--- begin Stored records ---

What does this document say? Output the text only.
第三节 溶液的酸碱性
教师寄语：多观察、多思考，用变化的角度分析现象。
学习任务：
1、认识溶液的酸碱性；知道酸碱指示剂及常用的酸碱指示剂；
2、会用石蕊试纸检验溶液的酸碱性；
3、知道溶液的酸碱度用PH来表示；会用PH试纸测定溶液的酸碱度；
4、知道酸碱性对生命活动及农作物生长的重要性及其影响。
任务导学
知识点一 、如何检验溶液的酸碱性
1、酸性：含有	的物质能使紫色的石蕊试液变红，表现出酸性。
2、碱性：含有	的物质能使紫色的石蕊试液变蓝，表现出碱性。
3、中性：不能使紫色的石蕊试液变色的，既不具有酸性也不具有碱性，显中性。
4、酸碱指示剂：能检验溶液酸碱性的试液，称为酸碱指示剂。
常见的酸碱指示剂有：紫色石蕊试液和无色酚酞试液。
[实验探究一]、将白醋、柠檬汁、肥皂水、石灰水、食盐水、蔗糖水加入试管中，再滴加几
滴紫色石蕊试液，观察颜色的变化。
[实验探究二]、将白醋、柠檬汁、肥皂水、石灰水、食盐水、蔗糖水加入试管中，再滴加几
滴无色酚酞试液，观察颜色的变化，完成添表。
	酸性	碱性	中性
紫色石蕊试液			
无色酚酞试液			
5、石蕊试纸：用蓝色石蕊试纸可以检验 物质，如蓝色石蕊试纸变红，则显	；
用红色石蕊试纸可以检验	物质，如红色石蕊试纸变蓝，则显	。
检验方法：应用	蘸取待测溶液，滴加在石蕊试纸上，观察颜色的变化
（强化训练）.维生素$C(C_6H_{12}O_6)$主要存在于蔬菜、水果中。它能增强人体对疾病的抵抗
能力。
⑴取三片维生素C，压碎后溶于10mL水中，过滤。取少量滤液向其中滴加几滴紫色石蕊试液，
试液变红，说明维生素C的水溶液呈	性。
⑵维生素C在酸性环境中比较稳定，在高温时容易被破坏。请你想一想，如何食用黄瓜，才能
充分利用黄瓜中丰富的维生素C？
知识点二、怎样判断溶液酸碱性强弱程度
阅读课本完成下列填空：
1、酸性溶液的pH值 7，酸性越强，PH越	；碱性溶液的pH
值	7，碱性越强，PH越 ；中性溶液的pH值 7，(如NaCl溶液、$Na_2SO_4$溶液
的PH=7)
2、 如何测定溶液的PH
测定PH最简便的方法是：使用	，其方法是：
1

--- end Stored records ---

Problem statement =>
Copy the material above, line for line.

Exercise output =>
What does this document say? Output the text only.
第三节 溶液的酸碱性
教师寄语：多观察、多思考，用变化的角度分析现象。
学习任务：
1、认识溶液的酸碱性；知道酸碱指示剂及常用的酸碱指示剂；
2、会用石蕊试纸检验溶液的酸碱性；
3、知道溶液的酸碱度用PH来表示；会用PH试纸测定溶液的酸碱度；
4、知道酸碱性对生命活动及农作物生长的重要性及其影响。
任务导学
知识点一 、如何检验溶液的酸碱性
1、酸性：含有	的物质能使紫色的石蕊试液变红，表现出酸性。
2、碱性：含有	的物质能使紫色的石蕊试液变蓝，表现出碱性。
3、中性：不能使紫色的石蕊试液变色的，既不具有酸性也不具有碱性，显中性。
4、酸碱指示剂：能检验溶液酸碱性的试液，称为酸碱指示剂。
常见的酸碱指示剂有：紫色石蕊试液和无色酚酞试液。
[实验探究一]、将白醋、柠檬汁、肥皂水、石灰水、食盐水、蔗糖水加入试管中，再滴加几
滴紫色石蕊试液，观察颜色的变化。
[实验探究二]、将白醋、柠檬汁、肥皂水、石灰水、食盐水、蔗糖水加入试管中，再滴加几
滴无色酚酞试液，观察颜色的变化，完成添表。
	酸性	碱性	中性
紫色石蕊试液			
无色酚酞试液			
5、石蕊试纸：用蓝色石蕊试纸可以检验 物质，如蓝色石蕊试纸变红，则显	；
用红色石蕊试纸可以检验	物质，如红色石蕊试纸变蓝，则显	。
检验方法：应用	蘸取待测溶液，滴加在石蕊试纸上，观察颜色的变化
（强化训练）.维生素$C(C_6H_{12}O_6)$主要存在于蔬菜、水果中。它能增强人体对疾病的抵抗
能力。
⑴取三片维生素C，压碎后溶于10mL水中，过滤。取少量滤液向其中滴加几滴紫色石蕊试液，
试液变红，说明维生素C的水溶液呈	性。
⑵维生素C在酸性环境中比较稳定，在高温时容易被破坏。请你想一想，如何食用黄瓜，才能
充分利用黄瓜中丰富的维生素C？
知识点二、怎样判断溶液酸碱性强弱程度
阅读课本完成下列填空：
1、酸性溶液的pH值 7，酸性越强，PH越	；碱性溶液的pH
值	7，碱性越强，PH越 ；中性溶液的pH值 7，(如NaCl溶液、$Na_2SO_4$溶液
的PH=7)
2、 如何测定溶液的PH
测定PH最简便的方法是：使用	，其方法是：
1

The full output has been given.